Written problem = Send each entry back exactly as given, pictures excluded.

:: Records provided ::

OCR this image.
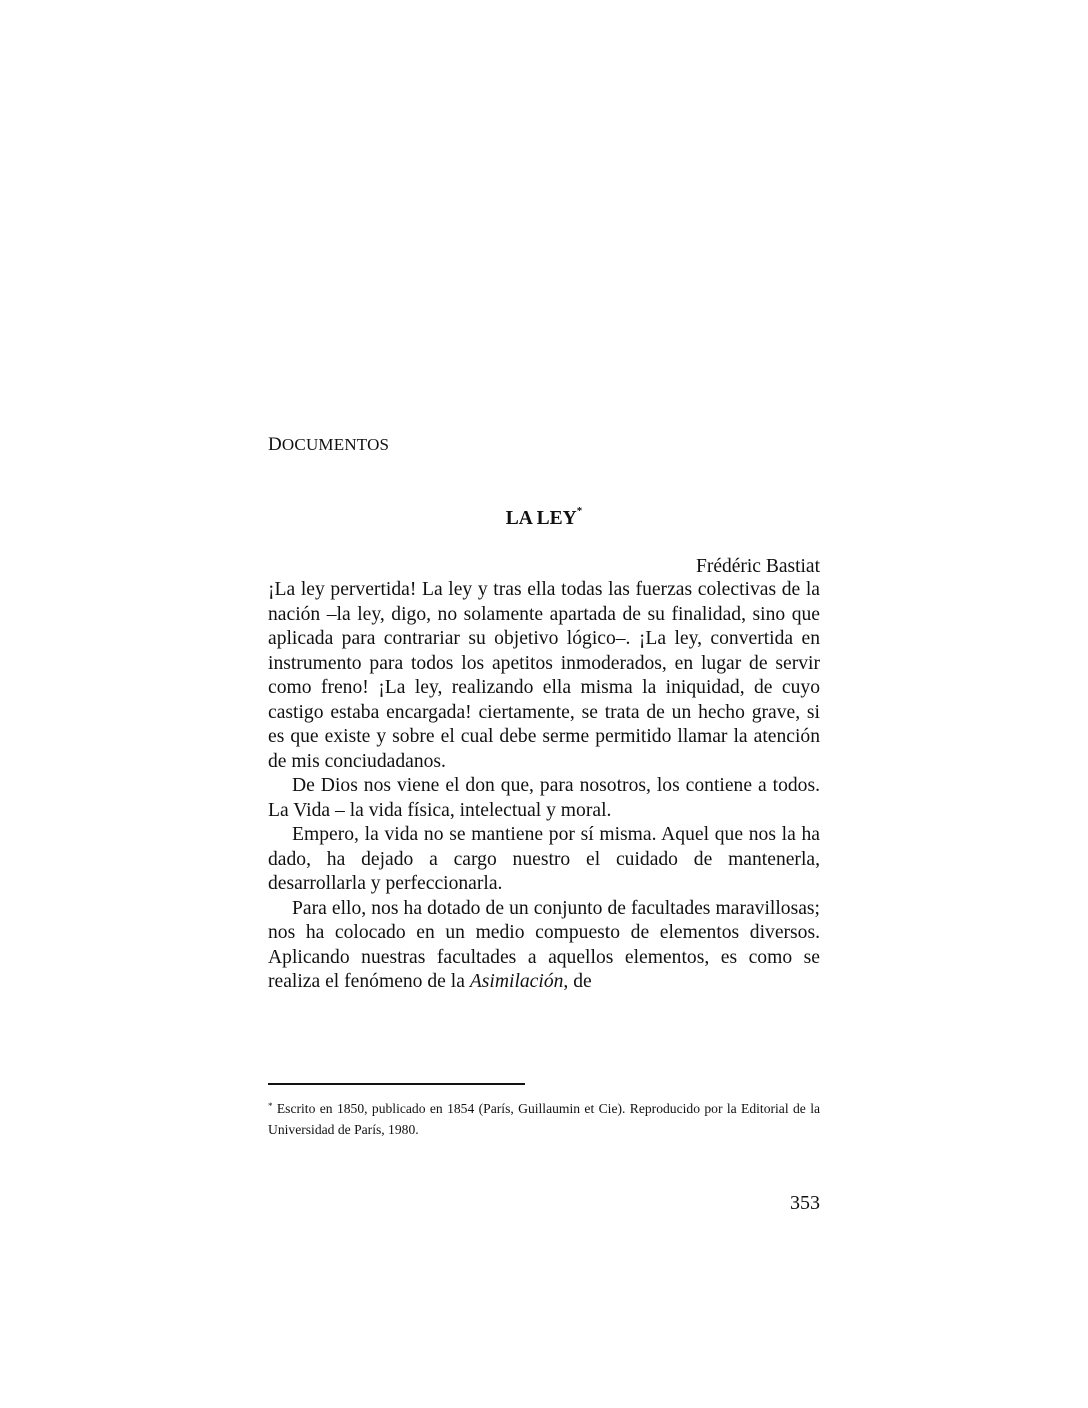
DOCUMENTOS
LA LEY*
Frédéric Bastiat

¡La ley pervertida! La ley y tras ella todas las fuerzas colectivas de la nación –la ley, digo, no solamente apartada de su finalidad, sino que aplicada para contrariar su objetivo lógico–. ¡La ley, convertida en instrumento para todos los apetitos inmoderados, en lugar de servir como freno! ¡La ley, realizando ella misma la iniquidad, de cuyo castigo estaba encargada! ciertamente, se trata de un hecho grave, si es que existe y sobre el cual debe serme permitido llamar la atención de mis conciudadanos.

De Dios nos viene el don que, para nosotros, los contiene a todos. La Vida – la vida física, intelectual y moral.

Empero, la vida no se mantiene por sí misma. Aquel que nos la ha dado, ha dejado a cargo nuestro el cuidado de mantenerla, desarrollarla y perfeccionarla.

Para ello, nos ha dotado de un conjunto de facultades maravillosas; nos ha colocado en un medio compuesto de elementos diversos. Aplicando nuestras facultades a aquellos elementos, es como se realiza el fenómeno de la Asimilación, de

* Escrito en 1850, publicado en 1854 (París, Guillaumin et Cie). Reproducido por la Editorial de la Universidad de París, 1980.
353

:::

Written response =
OCR this image.
DOCUMENTOS
LA LEY*
Frédéric Bastiat

¡La ley pervertida! La ley y tras ella todas las fuerzas colectivas de la nación –la ley, digo, no solamente apartada de su finalidad, sino que aplicada para contrariar su objetivo lógico–. ¡La ley, convertida en instrumento para todos los apetitos inmoderados, en lugar de servir como freno! ¡La ley, realizando ella misma la iniquidad, de cuyo castigo estaba encargada! ciertamente, se trata de un hecho grave, si es que existe y sobre el cual debe serme permitido llamar la atención de mis conciudadanos.

De Dios nos viene el don que, para nosotros, los contiene a todos. La Vida – la vida física, intelectual y moral.

Empero, la vida no se mantiene por sí misma. Aquel que nos la ha dado, ha dejado a cargo nuestro el cuidado de mantenerla, desarrollarla y perfeccionarla.

Para ello, nos ha dotado de un conjunto de facultades maravillosas; nos ha colocado en un medio compuesto de elementos diversos. Aplicando nuestras facultades a aquellos elementos, es como se realiza el fenómeno de la Asimilación, de

* Escrito en 1850, publicado en 1854 (París, Guillaumin et Cie). Reproducido por la Editorial de la Universidad de París, 1980.
353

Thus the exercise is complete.